THE EXERCISE
In the data below, locate each line with the word "name" and list it.

SUPPLIED MATERIAL

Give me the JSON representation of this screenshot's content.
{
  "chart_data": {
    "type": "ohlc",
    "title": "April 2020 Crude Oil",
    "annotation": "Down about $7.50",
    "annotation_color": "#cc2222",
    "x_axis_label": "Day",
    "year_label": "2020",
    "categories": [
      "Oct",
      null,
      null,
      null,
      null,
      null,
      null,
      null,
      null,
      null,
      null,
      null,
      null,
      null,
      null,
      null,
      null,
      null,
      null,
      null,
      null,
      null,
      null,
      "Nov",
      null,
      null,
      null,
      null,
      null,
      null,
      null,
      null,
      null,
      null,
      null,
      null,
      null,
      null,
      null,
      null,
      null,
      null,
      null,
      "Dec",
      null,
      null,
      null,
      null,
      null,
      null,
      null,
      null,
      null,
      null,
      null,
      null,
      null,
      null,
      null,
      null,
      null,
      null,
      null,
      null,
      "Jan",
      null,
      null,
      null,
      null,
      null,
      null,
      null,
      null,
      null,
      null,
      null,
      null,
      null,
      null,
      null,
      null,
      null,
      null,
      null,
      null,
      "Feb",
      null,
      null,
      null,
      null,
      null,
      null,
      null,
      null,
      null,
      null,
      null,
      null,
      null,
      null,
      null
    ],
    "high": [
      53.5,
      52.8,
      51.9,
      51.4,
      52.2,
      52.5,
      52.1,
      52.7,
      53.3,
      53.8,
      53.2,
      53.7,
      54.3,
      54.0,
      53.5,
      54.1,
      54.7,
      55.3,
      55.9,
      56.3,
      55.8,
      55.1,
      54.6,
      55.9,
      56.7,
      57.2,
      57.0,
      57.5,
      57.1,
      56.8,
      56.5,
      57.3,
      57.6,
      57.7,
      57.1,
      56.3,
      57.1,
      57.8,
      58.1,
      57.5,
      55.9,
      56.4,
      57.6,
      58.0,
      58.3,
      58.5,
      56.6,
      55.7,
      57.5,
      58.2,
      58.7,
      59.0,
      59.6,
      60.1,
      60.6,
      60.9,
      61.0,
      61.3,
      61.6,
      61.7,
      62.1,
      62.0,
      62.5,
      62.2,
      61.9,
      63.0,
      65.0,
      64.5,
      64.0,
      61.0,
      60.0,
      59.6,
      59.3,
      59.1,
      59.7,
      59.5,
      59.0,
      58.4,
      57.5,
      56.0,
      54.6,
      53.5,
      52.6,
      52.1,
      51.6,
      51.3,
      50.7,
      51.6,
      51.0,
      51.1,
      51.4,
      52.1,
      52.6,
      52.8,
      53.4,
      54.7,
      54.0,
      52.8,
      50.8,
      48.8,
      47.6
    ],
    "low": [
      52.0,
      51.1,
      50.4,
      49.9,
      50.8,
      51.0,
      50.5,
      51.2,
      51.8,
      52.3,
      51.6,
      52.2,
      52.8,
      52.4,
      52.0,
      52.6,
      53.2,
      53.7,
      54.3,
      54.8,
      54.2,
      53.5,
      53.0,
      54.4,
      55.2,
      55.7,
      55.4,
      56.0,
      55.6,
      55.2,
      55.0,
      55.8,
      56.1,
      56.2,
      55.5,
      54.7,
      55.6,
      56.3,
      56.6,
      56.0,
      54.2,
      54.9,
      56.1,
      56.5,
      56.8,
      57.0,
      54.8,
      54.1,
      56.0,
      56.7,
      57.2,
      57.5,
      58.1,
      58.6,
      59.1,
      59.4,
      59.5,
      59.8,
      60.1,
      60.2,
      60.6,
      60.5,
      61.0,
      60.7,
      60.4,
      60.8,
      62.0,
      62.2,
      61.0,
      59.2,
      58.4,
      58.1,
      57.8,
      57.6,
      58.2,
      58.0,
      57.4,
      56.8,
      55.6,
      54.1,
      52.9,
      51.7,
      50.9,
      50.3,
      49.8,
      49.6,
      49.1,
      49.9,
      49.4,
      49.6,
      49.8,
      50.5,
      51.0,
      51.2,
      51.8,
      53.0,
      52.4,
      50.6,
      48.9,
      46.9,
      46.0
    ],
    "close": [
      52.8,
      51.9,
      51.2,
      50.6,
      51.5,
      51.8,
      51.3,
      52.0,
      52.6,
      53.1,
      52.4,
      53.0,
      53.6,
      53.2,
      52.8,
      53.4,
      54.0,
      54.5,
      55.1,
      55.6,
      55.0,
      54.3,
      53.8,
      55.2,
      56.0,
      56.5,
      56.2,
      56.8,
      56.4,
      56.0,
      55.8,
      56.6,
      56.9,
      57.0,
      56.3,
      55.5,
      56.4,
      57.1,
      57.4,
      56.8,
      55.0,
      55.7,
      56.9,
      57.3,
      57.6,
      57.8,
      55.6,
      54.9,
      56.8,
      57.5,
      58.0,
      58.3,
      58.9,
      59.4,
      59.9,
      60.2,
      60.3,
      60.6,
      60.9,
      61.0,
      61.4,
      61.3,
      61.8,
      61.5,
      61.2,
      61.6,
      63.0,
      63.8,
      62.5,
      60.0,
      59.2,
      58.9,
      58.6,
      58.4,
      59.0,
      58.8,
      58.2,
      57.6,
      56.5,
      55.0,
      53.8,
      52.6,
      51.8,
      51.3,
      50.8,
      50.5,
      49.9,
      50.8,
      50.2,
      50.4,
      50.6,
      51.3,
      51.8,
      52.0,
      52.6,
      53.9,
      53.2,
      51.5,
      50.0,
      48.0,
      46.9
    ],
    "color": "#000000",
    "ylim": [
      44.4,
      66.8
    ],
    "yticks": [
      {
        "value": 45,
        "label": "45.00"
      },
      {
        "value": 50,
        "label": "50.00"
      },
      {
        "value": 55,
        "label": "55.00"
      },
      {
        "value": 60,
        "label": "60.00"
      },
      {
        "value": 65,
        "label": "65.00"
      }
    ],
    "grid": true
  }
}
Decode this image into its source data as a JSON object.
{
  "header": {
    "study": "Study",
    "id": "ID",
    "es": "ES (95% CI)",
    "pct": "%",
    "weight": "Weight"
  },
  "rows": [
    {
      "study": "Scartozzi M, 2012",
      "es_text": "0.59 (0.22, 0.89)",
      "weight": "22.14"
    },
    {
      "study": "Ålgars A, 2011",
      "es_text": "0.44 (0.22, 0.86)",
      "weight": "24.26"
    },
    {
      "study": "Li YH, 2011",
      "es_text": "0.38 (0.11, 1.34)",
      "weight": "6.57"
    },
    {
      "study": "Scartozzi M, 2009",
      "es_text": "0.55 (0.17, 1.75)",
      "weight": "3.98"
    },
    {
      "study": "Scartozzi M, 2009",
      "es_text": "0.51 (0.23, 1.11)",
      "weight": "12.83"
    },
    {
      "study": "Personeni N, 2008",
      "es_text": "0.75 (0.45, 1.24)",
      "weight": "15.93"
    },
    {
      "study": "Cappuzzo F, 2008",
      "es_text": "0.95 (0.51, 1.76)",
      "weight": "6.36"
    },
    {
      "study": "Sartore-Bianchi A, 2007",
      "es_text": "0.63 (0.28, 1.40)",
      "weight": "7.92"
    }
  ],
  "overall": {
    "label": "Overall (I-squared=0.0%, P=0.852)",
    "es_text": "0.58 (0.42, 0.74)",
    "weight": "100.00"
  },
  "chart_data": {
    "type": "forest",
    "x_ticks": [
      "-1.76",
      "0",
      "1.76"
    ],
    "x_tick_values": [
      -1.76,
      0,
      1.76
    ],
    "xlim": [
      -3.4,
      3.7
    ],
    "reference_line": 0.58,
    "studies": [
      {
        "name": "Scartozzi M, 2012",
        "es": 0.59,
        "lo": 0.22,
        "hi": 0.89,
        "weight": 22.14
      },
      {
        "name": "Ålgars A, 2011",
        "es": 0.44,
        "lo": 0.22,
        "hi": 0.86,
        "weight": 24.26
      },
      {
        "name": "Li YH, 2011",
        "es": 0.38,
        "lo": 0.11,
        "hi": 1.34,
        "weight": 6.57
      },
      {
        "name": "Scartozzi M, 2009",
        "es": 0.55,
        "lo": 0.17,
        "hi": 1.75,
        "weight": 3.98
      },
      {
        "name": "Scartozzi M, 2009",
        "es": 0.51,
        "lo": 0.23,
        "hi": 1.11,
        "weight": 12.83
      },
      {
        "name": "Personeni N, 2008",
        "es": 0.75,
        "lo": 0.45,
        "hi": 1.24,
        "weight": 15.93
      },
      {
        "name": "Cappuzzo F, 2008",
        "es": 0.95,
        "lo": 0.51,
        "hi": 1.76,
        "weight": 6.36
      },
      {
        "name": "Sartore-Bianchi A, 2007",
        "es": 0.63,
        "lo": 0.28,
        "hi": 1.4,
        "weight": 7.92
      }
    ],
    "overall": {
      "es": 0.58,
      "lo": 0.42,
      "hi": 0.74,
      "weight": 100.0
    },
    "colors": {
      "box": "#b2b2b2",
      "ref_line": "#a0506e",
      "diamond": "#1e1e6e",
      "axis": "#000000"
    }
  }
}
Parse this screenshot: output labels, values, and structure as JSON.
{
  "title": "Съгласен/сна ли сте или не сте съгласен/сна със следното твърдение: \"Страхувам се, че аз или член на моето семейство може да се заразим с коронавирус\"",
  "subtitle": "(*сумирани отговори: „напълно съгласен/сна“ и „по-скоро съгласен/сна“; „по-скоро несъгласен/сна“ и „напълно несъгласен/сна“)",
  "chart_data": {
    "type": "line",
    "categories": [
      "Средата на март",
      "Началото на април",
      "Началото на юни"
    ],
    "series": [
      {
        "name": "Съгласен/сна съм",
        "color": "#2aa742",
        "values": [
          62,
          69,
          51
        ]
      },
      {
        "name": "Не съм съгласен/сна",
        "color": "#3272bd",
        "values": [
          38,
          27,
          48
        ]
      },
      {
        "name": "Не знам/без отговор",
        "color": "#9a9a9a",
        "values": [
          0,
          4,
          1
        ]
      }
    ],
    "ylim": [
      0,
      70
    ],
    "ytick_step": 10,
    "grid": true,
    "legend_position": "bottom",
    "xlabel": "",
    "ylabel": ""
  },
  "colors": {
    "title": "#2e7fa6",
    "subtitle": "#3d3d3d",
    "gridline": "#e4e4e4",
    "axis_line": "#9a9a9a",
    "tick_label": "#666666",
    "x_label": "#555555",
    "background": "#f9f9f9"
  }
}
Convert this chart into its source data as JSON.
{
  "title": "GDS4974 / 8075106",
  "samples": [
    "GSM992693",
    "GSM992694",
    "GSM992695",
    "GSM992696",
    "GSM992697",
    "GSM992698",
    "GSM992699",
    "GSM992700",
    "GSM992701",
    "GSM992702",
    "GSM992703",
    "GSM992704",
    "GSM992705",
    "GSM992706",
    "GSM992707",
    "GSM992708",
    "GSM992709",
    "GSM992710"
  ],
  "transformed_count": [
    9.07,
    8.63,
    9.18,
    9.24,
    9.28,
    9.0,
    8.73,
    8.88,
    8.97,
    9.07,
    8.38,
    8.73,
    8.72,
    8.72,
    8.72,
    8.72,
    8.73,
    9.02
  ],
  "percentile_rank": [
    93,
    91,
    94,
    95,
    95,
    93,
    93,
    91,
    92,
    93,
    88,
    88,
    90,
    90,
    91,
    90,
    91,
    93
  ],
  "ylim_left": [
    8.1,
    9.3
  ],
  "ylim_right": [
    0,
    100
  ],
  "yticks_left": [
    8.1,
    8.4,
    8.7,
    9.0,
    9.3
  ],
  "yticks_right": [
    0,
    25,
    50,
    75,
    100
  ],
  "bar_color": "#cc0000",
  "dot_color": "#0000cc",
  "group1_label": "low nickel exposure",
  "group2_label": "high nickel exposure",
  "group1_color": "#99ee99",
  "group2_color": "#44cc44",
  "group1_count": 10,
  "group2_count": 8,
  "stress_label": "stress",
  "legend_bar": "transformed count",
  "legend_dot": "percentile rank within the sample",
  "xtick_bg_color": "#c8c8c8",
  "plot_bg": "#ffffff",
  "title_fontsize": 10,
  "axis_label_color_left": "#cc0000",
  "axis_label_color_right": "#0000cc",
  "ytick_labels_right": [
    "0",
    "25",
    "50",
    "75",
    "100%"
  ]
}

CORRECT ANSWER
        "name": "Scartozzi M, 2012",
        "name": "Ålgars A, 2011",
        "name": "Li YH, 2011",
        "name": "Scartozzi M, 2009",
        "name": "Scartozzi M, 2009",
        "name": "Personeni N, 2008",
        "name": "Cappuzzo F, 2008",
        "name": "Sartore-Bianchi A, 2007",
        "name": "Съгласен/сна съм",
        "name": "Не съм съгласен/сна",
        "name": "Не знам/без отговор",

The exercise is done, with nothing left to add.